Task to complete: Go through the material and tally the lines containing the string "JSON". Give the total alone.

Supplied material:

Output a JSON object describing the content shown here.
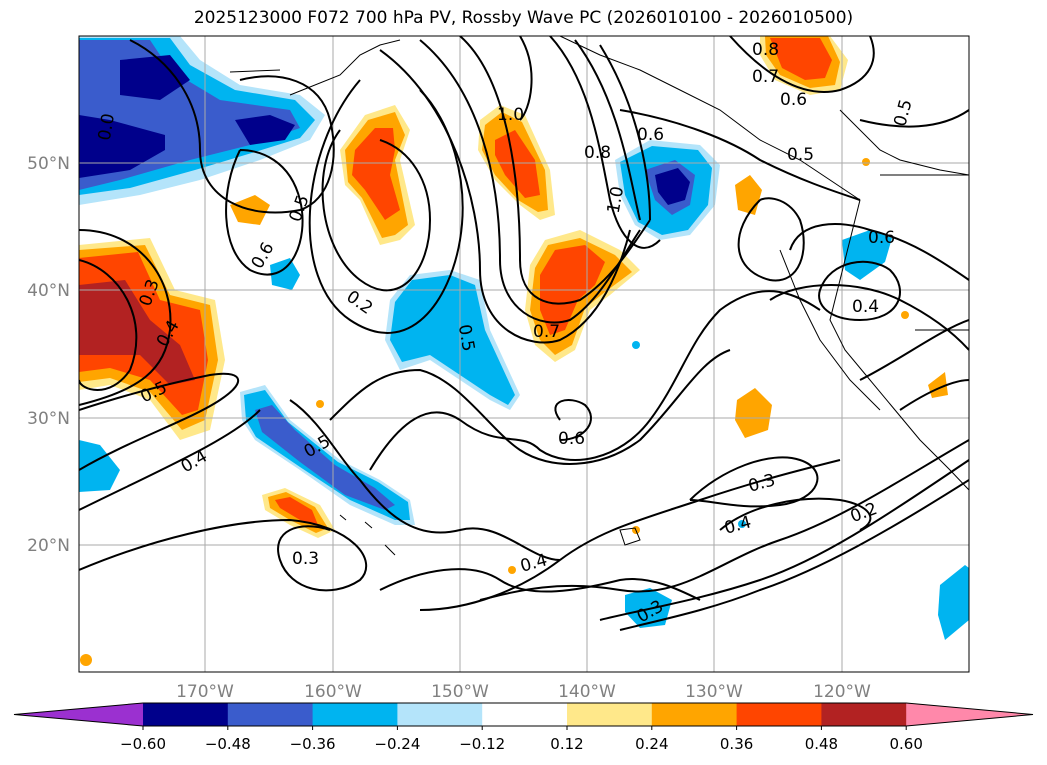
{
  "title": "2025123000 F072 700 hPa PV, Rossby Wave PC (2026010100 - 2026010500)",
  "lat_labels": [
    "50°N",
    "40°N",
    "30°N",
    "20°N"
  ],
  "lon_labels": [
    "170°W",
    "160°W",
    "150°W",
    "140°W",
    "130°W",
    "120°W"
  ],
  "colorbar": {
    "ticks": [
      "−0.60",
      "−0.48",
      "−0.36",
      "−0.24",
      "−0.12",
      "0.12",
      "0.24",
      "0.36",
      "0.48",
      "0.60"
    ],
    "colors": [
      "#9b30d0",
      "#00008b",
      "#3a5ccc",
      "#00b4f0",
      "#b4e4fa",
      "#ffffff",
      "#ffe88a",
      "#ffa500",
      "#ff4500",
      "#b22222",
      "#ff88aa"
    ]
  },
  "contour_labels": [
    "0.8",
    "0.7",
    "0.6",
    "0.5",
    "1.0",
    "0.6",
    "0.8",
    "1.0",
    "0.5",
    "0.6",
    "0.5",
    "0.6",
    "0.4",
    "0.3",
    "0.4",
    "0.5",
    "0.2",
    "0.5",
    "0.7",
    "0.6",
    "0.5",
    "0.4",
    "0.3",
    "0.4",
    "0.2",
    "0.3",
    "0.4",
    "0.3",
    "0.0"
  ],
  "colors": {
    "neg_light": "#b4e4fa",
    "neg1": "#00b4f0",
    "neg2": "#3a5ccc",
    "neg3": "#00008b",
    "pos_light": "#ffe88a",
    "pos1": "#ffa500",
    "pos2": "#ff4500",
    "pos3": "#b22222"
  }
}
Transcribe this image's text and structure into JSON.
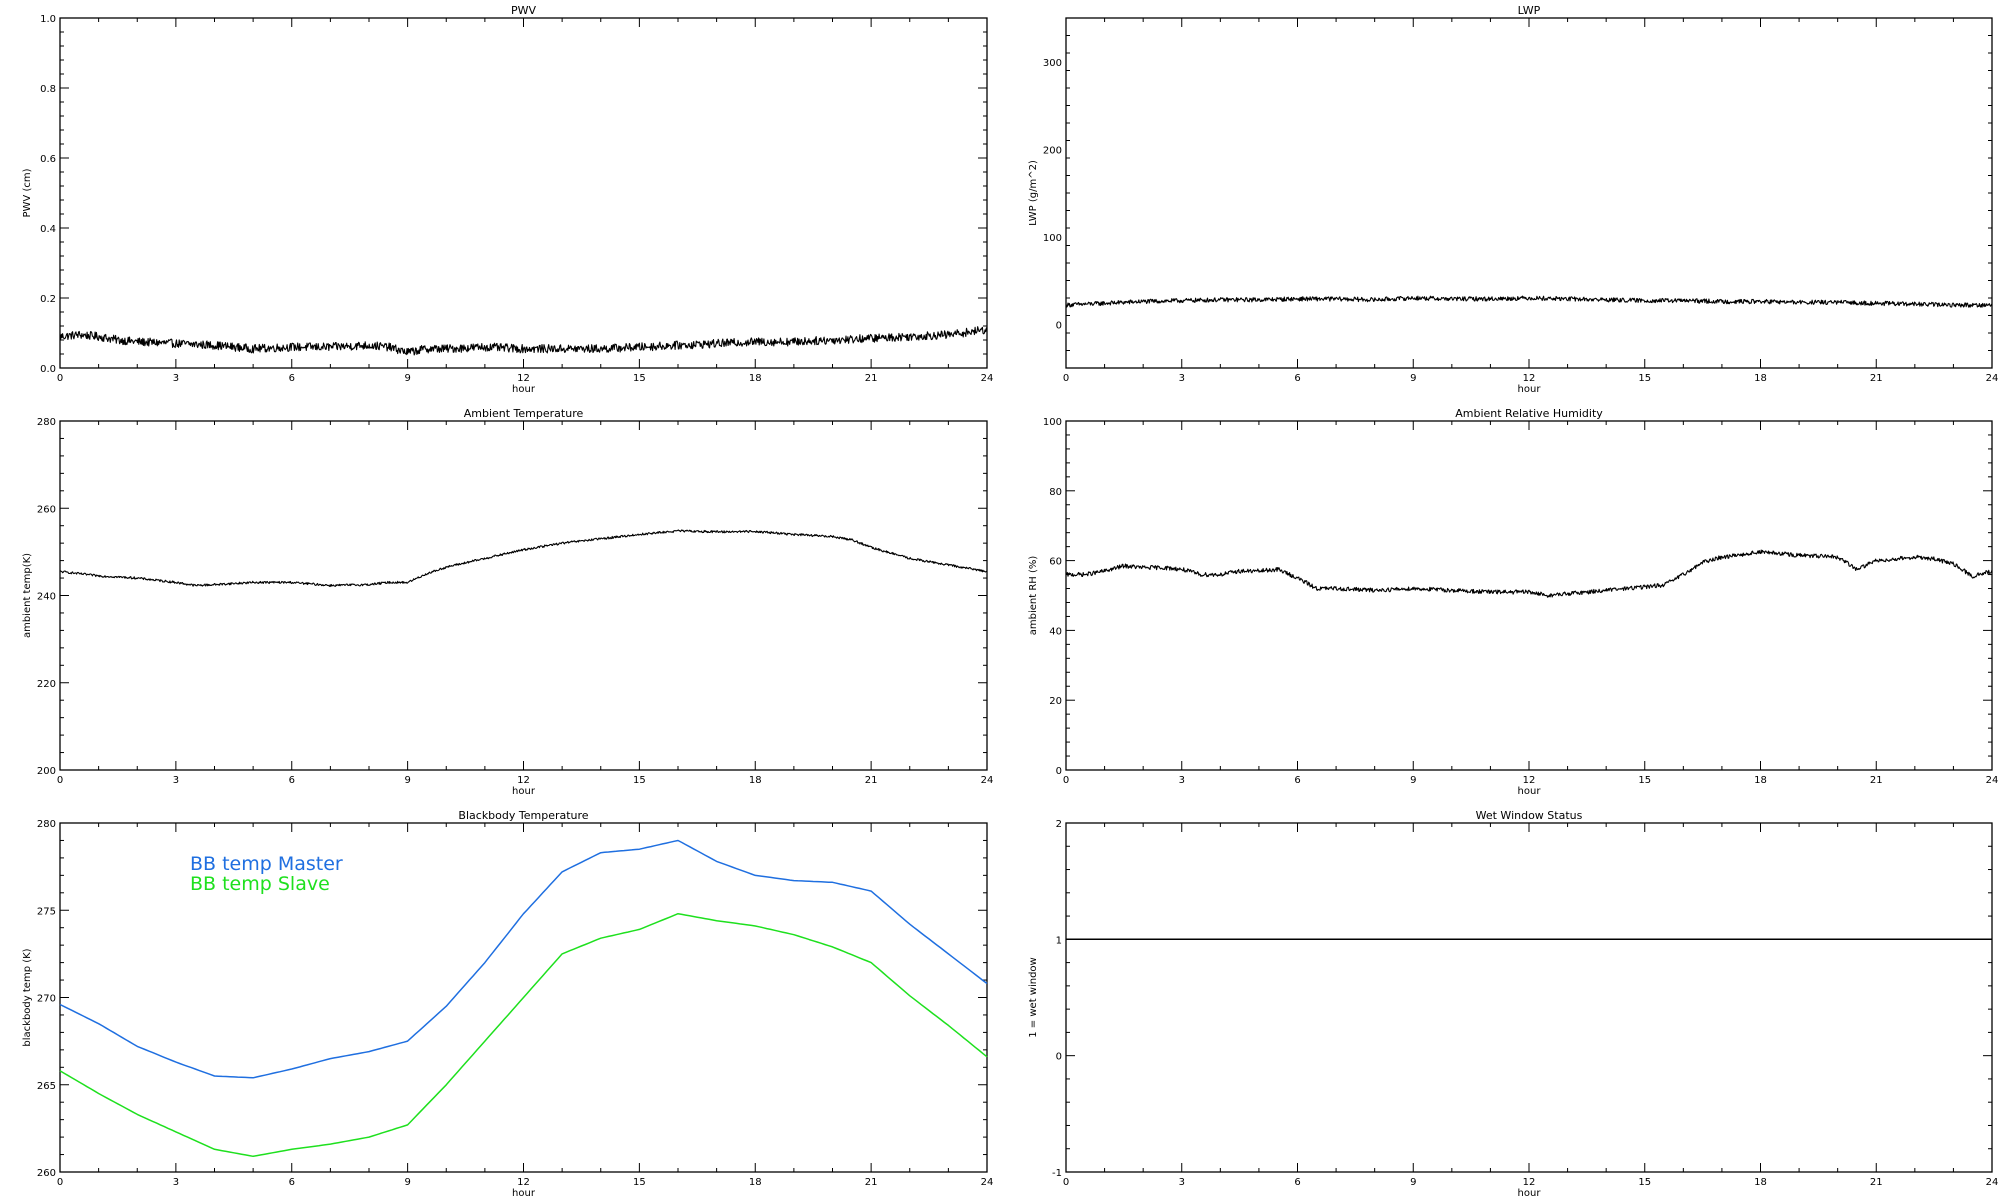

Correct output: 2